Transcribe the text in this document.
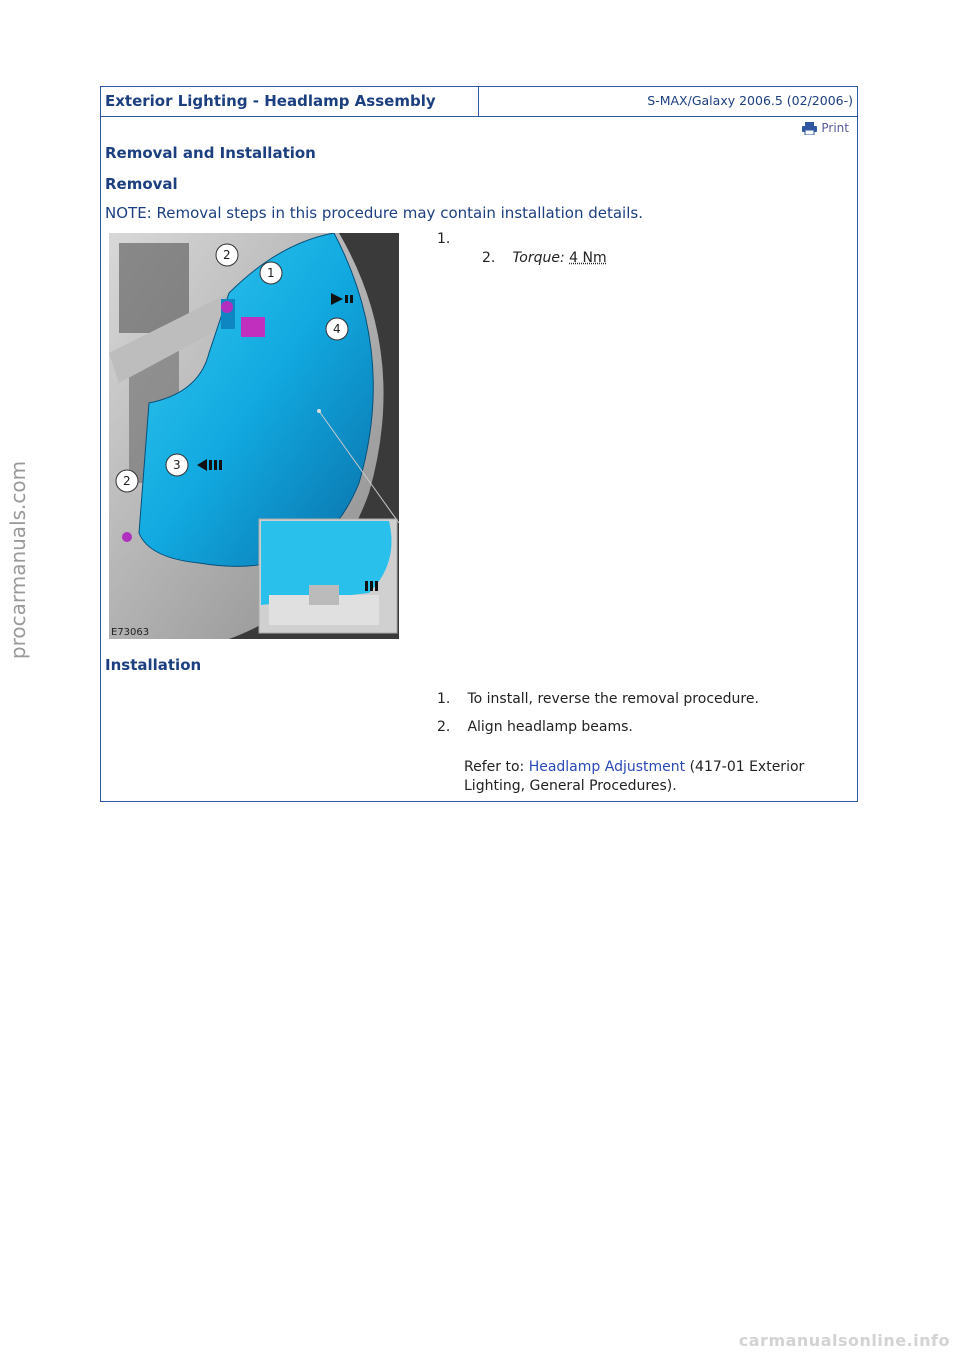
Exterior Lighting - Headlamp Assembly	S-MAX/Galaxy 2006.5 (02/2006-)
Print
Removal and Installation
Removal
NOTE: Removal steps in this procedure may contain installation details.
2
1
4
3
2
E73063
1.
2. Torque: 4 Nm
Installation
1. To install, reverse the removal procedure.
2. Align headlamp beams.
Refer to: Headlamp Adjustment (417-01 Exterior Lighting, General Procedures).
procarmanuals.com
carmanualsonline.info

**EXERCISE AIM:**
Return only the count of lines in the records that hold the word "Lighting".

**RESULT OF THIS TASK:**
2